**Dataset:**
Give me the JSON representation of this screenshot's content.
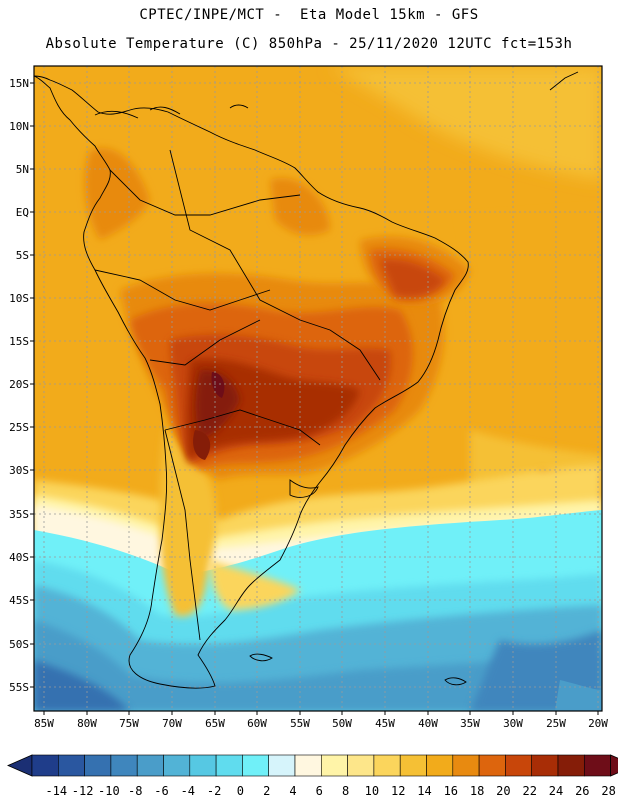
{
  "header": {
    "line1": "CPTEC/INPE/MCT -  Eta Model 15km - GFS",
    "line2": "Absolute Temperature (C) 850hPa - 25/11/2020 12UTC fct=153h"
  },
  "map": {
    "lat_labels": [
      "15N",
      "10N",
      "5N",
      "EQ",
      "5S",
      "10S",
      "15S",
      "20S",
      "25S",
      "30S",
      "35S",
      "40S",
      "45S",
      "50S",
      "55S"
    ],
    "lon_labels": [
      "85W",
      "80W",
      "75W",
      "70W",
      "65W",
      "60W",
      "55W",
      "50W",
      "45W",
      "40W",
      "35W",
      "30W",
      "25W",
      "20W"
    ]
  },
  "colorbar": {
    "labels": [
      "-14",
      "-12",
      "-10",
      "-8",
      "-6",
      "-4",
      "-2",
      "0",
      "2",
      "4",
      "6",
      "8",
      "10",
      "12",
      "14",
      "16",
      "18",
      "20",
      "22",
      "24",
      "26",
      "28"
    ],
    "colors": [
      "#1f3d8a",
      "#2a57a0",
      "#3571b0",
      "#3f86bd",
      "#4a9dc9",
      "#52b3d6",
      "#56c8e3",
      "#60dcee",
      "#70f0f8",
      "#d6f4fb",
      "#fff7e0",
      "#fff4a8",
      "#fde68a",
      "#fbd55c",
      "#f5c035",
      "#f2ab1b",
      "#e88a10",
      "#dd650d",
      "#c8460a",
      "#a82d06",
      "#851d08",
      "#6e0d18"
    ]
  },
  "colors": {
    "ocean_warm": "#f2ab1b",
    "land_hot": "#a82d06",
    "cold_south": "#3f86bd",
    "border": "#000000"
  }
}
* * *
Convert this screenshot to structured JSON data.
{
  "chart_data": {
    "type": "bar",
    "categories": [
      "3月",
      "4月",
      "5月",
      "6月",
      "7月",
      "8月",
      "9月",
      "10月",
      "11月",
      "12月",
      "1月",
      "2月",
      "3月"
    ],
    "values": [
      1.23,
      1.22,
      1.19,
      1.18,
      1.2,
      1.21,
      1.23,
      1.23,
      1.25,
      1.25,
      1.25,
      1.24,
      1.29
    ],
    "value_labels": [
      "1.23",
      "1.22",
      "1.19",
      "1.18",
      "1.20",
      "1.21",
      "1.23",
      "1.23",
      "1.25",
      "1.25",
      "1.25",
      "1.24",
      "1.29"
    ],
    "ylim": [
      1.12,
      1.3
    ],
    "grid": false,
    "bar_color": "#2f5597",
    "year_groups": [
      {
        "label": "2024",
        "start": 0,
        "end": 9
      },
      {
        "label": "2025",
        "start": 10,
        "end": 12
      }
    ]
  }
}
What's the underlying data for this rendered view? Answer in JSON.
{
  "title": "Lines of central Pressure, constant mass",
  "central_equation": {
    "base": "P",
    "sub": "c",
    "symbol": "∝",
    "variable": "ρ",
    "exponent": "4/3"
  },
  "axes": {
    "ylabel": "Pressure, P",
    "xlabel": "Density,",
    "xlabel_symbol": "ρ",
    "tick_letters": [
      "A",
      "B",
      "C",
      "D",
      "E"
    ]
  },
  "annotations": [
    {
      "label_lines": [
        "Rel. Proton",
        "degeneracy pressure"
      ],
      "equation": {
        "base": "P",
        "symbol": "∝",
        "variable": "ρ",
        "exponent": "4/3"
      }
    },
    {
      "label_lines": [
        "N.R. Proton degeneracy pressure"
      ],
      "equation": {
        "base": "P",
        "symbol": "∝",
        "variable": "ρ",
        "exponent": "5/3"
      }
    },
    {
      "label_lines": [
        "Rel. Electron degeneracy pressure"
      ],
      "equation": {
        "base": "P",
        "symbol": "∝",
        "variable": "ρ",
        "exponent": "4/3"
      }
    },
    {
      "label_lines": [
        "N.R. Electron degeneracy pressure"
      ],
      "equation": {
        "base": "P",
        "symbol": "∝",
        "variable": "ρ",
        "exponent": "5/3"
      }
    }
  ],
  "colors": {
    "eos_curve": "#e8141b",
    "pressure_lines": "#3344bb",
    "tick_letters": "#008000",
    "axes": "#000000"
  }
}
--
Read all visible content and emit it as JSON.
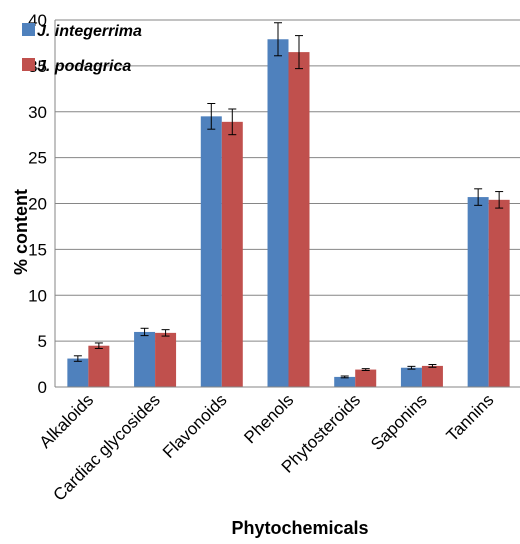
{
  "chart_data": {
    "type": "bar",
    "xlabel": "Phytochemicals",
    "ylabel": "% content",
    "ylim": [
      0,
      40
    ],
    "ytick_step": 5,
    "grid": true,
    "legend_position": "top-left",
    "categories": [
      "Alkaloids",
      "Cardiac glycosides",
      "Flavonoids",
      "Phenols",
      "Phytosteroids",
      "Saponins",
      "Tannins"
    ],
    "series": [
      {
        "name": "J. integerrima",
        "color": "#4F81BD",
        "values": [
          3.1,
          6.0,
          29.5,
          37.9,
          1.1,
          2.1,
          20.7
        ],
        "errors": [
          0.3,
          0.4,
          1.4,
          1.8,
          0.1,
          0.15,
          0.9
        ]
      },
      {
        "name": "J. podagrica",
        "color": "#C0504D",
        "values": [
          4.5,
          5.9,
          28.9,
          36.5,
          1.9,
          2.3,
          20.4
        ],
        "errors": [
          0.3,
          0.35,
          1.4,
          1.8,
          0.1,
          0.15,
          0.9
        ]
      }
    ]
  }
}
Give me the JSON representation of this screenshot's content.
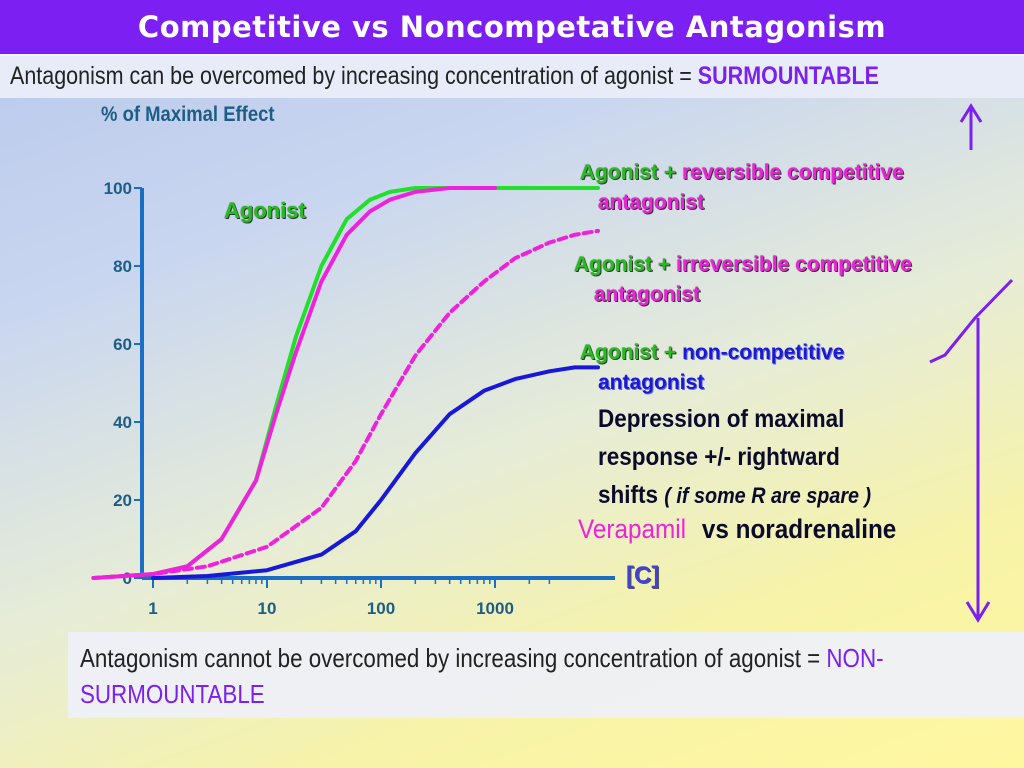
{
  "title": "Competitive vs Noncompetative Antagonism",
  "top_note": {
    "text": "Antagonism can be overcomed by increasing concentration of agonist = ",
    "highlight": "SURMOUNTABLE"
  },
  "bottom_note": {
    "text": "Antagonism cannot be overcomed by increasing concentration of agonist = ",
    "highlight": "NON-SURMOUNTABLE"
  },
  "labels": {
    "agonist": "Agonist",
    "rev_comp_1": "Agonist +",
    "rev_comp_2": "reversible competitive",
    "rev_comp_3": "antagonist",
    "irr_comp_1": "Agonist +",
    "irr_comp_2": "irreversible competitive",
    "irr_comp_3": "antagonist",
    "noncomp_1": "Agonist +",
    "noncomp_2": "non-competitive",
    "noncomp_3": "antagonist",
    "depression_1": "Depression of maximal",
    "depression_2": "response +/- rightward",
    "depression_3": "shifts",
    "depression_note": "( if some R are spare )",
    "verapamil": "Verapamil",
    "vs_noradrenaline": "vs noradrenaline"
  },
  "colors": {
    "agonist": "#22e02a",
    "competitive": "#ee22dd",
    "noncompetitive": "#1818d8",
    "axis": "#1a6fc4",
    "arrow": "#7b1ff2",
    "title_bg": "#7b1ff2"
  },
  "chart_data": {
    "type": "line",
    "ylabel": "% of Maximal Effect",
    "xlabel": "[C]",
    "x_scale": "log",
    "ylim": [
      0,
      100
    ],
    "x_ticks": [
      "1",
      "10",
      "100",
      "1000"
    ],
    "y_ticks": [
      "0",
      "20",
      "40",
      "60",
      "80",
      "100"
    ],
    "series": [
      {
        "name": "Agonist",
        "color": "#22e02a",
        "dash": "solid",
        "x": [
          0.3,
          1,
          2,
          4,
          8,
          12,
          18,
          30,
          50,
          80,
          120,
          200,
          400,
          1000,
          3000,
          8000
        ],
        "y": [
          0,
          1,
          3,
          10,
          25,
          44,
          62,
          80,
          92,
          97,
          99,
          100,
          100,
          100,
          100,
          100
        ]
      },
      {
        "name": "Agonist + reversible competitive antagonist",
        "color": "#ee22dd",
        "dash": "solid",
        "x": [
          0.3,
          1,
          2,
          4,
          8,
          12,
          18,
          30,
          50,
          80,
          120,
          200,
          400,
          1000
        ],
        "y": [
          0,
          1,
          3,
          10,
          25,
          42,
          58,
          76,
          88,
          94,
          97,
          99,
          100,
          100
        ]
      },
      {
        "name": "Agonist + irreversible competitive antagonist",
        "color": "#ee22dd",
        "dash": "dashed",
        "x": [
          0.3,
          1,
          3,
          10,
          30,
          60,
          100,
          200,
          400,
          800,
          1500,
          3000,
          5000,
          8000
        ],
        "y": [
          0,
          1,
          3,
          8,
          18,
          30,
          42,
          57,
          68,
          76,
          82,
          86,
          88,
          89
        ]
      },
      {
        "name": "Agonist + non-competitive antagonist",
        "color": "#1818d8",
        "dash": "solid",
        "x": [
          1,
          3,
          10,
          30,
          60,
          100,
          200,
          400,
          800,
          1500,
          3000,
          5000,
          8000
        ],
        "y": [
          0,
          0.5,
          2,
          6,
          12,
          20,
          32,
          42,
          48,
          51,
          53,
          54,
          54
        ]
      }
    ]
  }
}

**Given problem:**
Above are the records; copy every line in them that holds the word "this".

**Right answer:**
Give me the JSON representation of this screenshot's content.
Convert this screenshot to structured JSON data.
What's the underlying data for this rendered view? Answer in JSON.
Give me the JSON representation of this screenshot's content.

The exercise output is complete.